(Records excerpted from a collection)
────────────────────
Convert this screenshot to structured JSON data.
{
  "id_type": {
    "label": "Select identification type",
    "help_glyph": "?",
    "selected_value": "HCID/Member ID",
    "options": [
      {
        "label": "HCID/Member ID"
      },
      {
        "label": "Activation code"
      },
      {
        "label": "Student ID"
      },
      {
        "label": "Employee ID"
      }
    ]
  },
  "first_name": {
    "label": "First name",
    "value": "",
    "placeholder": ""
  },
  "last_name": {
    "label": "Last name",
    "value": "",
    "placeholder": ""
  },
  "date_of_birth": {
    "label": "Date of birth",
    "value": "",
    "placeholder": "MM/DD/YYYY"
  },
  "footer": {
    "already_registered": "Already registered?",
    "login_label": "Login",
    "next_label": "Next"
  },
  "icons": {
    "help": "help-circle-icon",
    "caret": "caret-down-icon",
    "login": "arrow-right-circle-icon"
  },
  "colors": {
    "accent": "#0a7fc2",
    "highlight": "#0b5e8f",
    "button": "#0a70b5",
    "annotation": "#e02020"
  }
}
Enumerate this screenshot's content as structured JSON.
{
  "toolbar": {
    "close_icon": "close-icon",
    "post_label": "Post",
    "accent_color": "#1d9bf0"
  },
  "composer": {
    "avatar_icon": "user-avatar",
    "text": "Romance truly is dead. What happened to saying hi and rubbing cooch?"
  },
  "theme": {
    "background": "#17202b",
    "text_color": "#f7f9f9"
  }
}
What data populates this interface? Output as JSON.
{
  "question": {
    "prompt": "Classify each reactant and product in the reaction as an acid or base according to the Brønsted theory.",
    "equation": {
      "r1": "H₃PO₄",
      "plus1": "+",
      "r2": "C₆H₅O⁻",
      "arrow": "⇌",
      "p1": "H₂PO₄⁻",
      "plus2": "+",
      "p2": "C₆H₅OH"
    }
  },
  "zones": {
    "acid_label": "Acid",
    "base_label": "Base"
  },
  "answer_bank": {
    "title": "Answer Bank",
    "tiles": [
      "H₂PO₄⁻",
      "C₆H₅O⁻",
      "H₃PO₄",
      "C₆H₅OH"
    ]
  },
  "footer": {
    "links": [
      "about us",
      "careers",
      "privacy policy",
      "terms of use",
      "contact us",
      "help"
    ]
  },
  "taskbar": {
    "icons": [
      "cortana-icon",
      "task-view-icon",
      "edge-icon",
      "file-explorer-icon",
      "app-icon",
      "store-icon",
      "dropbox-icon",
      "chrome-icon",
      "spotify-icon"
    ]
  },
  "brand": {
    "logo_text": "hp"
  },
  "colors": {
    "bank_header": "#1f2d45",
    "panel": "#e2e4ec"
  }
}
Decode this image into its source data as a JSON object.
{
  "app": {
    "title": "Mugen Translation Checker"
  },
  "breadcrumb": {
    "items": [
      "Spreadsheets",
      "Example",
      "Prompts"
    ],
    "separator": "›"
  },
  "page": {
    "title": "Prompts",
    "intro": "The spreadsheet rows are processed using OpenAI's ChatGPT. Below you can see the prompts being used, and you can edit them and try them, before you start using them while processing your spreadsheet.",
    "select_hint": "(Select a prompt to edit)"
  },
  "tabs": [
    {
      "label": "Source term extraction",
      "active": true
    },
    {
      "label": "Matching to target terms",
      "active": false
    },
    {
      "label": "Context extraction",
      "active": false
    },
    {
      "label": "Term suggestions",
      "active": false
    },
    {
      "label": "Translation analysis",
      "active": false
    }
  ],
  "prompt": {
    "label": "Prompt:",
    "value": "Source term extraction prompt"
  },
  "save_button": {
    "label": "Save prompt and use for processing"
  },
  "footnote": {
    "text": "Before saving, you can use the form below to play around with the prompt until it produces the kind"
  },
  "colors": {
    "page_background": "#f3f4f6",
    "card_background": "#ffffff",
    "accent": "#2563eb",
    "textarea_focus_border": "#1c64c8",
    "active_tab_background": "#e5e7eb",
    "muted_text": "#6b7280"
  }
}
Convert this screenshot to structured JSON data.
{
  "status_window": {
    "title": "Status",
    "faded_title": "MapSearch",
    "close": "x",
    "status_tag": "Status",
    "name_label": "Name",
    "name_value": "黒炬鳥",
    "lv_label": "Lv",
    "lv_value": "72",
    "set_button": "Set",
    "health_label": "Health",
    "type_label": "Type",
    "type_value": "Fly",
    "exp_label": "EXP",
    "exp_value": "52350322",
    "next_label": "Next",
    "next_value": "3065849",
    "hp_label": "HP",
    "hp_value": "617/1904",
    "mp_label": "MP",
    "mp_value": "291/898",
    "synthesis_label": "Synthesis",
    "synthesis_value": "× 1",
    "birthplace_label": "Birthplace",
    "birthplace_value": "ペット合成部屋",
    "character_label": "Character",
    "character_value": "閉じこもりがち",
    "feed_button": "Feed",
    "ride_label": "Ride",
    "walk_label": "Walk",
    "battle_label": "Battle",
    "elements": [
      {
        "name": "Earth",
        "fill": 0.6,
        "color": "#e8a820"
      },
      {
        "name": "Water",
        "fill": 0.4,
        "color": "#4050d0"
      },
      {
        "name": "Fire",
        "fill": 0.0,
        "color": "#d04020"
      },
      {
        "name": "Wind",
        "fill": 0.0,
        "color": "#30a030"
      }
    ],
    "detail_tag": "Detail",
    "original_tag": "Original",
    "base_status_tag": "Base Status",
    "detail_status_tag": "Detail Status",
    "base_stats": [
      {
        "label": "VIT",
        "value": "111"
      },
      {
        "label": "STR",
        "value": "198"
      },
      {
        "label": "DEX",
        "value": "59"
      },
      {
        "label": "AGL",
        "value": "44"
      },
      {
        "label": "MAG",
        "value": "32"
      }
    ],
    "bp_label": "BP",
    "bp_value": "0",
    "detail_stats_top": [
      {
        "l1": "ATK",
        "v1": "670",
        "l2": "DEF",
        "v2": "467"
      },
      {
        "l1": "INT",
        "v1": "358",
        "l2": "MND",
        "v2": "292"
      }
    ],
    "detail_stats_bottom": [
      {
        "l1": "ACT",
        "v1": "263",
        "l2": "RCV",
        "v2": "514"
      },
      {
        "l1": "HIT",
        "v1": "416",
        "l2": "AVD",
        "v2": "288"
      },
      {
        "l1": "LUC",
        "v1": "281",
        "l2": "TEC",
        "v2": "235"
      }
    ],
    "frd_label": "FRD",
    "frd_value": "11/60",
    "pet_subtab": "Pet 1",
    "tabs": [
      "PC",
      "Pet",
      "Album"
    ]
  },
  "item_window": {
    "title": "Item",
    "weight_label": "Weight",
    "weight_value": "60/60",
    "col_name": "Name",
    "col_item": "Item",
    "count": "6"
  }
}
────────────────────
- **Directions**
From the listing above, pick out every line containing "edit".

- **Exercise result**
    "intro": "The spreadsheet rows are processed using OpenAI's ChatGPT. Below you can see the prompts being used, and you can edit them and try them, before you start using them while processing your spreadsheet.",
    "select_hint": "(Select a prompt to edit)"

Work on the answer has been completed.